Data extracted from a collection:
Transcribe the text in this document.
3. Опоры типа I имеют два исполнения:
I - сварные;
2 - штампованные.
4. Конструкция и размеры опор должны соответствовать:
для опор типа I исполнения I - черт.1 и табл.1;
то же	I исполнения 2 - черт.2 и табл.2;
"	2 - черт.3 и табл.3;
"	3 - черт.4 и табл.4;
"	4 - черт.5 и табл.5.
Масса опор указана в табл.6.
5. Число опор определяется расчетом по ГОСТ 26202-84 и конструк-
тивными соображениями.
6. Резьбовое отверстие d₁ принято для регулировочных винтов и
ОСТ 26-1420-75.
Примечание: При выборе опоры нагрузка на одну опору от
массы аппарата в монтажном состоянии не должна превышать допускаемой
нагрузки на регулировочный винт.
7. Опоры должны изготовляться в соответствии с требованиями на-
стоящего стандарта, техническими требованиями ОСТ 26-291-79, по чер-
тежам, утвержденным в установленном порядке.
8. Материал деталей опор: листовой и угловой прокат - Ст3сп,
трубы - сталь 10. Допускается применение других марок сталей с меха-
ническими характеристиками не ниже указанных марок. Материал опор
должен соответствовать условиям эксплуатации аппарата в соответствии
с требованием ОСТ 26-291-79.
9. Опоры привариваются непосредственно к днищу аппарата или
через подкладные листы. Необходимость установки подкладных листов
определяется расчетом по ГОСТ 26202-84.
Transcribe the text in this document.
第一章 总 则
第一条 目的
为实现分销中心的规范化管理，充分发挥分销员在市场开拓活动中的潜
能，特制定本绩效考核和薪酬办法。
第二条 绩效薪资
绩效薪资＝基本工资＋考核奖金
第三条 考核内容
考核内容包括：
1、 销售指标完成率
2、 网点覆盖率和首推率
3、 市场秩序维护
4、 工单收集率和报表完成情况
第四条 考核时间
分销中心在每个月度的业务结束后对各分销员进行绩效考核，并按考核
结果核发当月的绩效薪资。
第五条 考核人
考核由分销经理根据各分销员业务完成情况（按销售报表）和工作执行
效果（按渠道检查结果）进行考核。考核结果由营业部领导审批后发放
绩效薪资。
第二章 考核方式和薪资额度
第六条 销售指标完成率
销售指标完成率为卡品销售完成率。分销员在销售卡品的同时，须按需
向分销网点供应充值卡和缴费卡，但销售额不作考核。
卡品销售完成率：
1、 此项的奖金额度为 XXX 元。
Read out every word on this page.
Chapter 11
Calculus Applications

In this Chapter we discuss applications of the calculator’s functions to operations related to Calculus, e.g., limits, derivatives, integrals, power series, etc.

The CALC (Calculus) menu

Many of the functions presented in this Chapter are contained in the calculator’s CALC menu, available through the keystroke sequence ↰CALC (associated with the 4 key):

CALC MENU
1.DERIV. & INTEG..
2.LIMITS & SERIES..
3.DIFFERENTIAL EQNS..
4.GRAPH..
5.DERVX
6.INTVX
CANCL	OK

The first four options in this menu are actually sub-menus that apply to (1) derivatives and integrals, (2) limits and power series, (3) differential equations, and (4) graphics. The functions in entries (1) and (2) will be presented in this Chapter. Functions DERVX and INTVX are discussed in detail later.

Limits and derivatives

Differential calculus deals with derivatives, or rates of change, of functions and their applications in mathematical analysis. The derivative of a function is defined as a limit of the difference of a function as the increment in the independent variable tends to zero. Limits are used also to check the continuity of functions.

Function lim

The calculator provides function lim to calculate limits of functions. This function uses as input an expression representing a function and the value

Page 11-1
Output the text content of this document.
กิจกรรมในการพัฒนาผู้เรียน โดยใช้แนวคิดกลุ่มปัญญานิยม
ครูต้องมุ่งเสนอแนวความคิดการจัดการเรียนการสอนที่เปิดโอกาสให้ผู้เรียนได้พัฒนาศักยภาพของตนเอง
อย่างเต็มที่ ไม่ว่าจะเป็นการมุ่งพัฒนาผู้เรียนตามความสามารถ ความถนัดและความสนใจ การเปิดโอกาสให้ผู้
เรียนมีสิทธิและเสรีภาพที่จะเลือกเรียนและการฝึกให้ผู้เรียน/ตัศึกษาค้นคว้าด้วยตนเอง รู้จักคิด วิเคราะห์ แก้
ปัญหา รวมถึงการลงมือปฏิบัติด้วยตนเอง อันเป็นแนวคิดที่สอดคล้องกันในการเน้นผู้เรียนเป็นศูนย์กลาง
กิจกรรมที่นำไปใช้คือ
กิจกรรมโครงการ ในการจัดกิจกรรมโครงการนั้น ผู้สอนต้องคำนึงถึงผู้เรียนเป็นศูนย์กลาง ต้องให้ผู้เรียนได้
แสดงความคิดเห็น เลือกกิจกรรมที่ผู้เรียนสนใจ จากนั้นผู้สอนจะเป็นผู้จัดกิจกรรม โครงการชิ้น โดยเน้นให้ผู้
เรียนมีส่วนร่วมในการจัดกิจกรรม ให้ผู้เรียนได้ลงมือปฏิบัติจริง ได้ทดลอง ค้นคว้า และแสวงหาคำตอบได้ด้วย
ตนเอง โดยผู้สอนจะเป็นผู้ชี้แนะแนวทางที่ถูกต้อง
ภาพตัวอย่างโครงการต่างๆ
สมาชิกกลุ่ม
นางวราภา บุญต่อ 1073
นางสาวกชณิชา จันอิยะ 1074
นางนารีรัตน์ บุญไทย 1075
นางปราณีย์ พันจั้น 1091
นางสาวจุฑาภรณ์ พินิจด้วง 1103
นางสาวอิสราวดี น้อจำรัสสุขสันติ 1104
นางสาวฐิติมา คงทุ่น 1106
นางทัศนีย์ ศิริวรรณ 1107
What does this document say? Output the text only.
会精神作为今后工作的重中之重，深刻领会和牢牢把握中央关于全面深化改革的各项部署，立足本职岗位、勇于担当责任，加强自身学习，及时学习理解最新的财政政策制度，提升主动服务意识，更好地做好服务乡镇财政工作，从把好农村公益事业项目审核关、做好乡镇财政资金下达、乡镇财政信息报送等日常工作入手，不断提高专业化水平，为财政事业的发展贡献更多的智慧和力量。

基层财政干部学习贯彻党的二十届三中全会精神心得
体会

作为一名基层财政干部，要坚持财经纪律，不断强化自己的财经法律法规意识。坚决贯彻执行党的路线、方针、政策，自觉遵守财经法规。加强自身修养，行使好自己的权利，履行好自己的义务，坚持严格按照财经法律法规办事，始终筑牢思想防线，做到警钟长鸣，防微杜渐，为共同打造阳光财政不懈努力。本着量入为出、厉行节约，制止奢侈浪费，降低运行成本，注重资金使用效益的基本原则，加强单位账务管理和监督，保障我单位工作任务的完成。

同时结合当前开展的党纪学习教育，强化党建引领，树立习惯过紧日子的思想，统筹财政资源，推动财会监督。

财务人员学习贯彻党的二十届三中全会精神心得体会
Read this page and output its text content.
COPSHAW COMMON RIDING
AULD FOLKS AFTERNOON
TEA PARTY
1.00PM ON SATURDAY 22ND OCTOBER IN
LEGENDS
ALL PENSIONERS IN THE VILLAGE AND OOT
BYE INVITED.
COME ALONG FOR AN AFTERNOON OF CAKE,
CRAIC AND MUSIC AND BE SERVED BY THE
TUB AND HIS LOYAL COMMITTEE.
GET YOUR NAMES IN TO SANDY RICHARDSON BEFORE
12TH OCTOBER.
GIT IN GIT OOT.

▶ **What you will do**: Every entry above needs to be quoted exactly.

▶ **Task answer**:
Transcribe the text in this document.
3. Опоры типа I имеют два исполнения:
I - сварные;
2 - штампованные.
4. Конструкция и размеры опор должны соответствовать:
для опор типа I исполнения I - черт.1 и табл.1;
то же	I исполнения 2 - черт.2 и табл.2;
"	2 - черт.3 и табл.3;
"	3 - черт.4 и табл.4;
"	4 - черт.5 и табл.5.
Масса опор указана в табл.6.
5. Число опор определяется расчетом по ГОСТ 26202-84 и конструк-
тивными соображениями.
6. Резьбовое отверстие d₁ принято для регулировочных винтов и
ОСТ 26-1420-75.
Примечание: При выборе опоры нагрузка на одну опору от
массы аппарата в монтажном состоянии не должна превышать допускаемой
нагрузки на регулировочный винт.
7. Опоры должны изготовляться в соответствии с требованиями на-
стоящего стандарта, техническими требованиями ОСТ 26-291-79, по чер-
тежам, утвержденным в установленном порядке.
8. Материал деталей опор: листовой и угловой прокат - Ст3сп,
трубы - сталь 10. Допускается применение других марок сталей с меха-
ническими характеристиками не ниже указанных марок. Материал опор
должен соответствовать условиям эксплуатации аппарата в соответствии
с требованием ОСТ 26-291-79.
9. Опоры привариваются непосредственно к днищу аппарата или
через подкладные листы. Необходимость установки подкладных листов
определяется расчетом по ГОСТ 26202-84.
Transcribe the text in this document.
第一章 总 则
第一条 目的
为实现分销中心的规范化管理，充分发挥分销员在市场开拓活动中的潜
能，特制定本绩效考核和薪酬办法。
第二条 绩效薪资
绩效薪资＝基本工资＋考核奖金
第三条 考核内容
考核内容包括：
1、 销售指标完成率
2、 网点覆盖率和首推率
3、 市场秩序维护
4、 工单收集率和报表完成情况
第四条 考核时间
分销中心在每个月度的业务结束后对各分销员进行绩效考核，并按考核
结果核发当月的绩效薪资。
第五条 考核人
考核由分销经理根据各分销员业务完成情况（按销售报表）和工作执行
效果（按渠道检查结果）进行考核。考核结果由营业部领导审批后发放
绩效薪资。
第二章 考核方式和薪资额度
第六条 销售指标完成率
销售指标完成率为卡品销售完成率。分销员在销售卡品的同时，须按需
向分销网点供应充值卡和缴费卡，但销售额不作考核。
卡品销售完成率：
1、 此项的奖金额度为 XXX 元。
Read out every word on this page.
Chapter 11
Calculus Applications

In this Chapter we discuss applications of the calculator’s functions to operations related to Calculus, e.g., limits, derivatives, integrals, power series, etc.

The CALC (Calculus) menu

Many of the functions presented in this Chapter are contained in the calculator’s CALC menu, available through the keystroke sequence ↰CALC (associated with the 4 key):

CALC MENU
1.DERIV. & INTEG..
2.LIMITS & SERIES..
3.DIFFERENTIAL EQNS..
4.GRAPH..
5.DERVX
6.INTVX
CANCL	OK

The first four options in this menu are actually sub-menus that apply to (1) derivatives and integrals, (2) limits and power series, (3) differential equations, and (4) graphics. The functions in entries (1) and (2) will be presented in this Chapter. Functions DERVX and INTVX are discussed in detail later.

Limits and derivatives

Differential calculus deals with derivatives, or rates of change, of functions and their applications in mathematical analysis. The derivative of a function is defined as a limit of the difference of a function as the increment in the independent variable tends to zero. Limits are used also to check the continuity of functions.

Function lim

The calculator provides function lim to calculate limits of functions. This function uses as input an expression representing a function and the value

Page 11-1
Output the text content of this document.
กิจกรรมในการพัฒนาผู้เรียน โดยใช้แนวคิดกลุ่มปัญญานิยม
ครูต้องมุ่งเสนอแนวความคิดการจัดการเรียนการสอนที่เปิดโอกาสให้ผู้เรียนได้พัฒนาศักยภาพของตนเอง
อย่างเต็มที่ ไม่ว่าจะเป็นการมุ่งพัฒนาผู้เรียนตามความสามารถ ความถนัดและความสนใจ การเปิดโอกาสให้ผู้
เรียนมีสิทธิและเสรีภาพที่จะเลือกเรียนและการฝึกให้ผู้เรียน/ตัศึกษาค้นคว้าด้วยตนเอง รู้จักคิด วิเคราะห์ แก้
ปัญหา รวมถึงการลงมือปฏิบัติด้วยตนเอง อันเป็นแนวคิดที่สอดคล้องกันในการเน้นผู้เรียนเป็นศูนย์กลาง
กิจกรรมที่นำไปใช้คือ
กิจกรรมโครงการ ในการจัดกิจกรรมโครงการนั้น ผู้สอนต้องคำนึงถึงผู้เรียนเป็นศูนย์กลาง ต้องให้ผู้เรียนได้
แสดงความคิดเห็น เลือกกิจกรรมที่ผู้เรียนสนใจ จากนั้นผู้สอนจะเป็นผู้จัดกิจกรรม โครงการชิ้น โดยเน้นให้ผู้
เรียนมีส่วนร่วมในการจัดกิจกรรม ให้ผู้เรียนได้ลงมือปฏิบัติจริง ได้ทดลอง ค้นคว้า และแสวงหาคำตอบได้ด้วย
ตนเอง โดยผู้สอนจะเป็นผู้ชี้แนะแนวทางที่ถูกต้อง
ภาพตัวอย่างโครงการต่างๆ
สมาชิกกลุ่ม
นางวราภา บุญต่อ 1073
นางสาวกชณิชา จันอิยะ 1074
นางนารีรัตน์ บุญไทย 1075
นางปราณีย์ พันจั้น 1091
นางสาวจุฑาภรณ์ พินิจด้วง 1103
นางสาวอิสราวดี น้อจำรัสสุขสันติ 1104
นางสาวฐิติมา คงทุ่น 1106
นางทัศนีย์ ศิริวรรณ 1107
What does this document say? Output the text only.
会精神作为今后工作的重中之重，深刻领会和牢牢把握中央关于全面深化改革的各项部署，立足本职岗位、勇于担当责任，加强自身学习，及时学习理解最新的财政政策制度，提升主动服务意识，更好地做好服务乡镇财政工作，从把好农村公益事业项目审核关、做好乡镇财政资金下达、乡镇财政信息报送等日常工作入手，不断提高专业化水平，为财政事业的发展贡献更多的智慧和力量。

基层财政干部学习贯彻党的二十届三中全会精神心得
体会

作为一名基层财政干部，要坚持财经纪律，不断强化自己的财经法律法规意识。坚决贯彻执行党的路线、方针、政策，自觉遵守财经法规。加强自身修养，行使好自己的权利，履行好自己的义务，坚持严格按照财经法律法规办事，始终筑牢思想防线，做到警钟长鸣，防微杜渐，为共同打造阳光财政不懈努力。本着量入为出、厉行节约，制止奢侈浪费，降低运行成本，注重资金使用效益的基本原则，加强单位账务管理和监督，保障我单位工作任务的完成。

同时结合当前开展的党纪学习教育，强化党建引领，树立习惯过紧日子的思想，统筹财政资源，推动财会监督。

财务人员学习贯彻党的二十届三中全会精神心得体会
Read this page and output its text content.
COPSHAW COMMON RIDING
AULD FOLKS AFTERNOON
TEA PARTY
1.00PM ON SATURDAY 22ND OCTOBER IN
LEGENDS
ALL PENSIONERS IN THE VILLAGE AND OOT
BYE INVITED.
COME ALONG FOR AN AFTERNOON OF CAKE,
CRAIC AND MUSIC AND BE SERVED BY THE
TUB AND HIS LOYAL COMMITTEE.
GET YOUR NAMES IN TO SANDY RICHARDSON BEFORE
12TH OCTOBER.
GIT IN GIT OOT.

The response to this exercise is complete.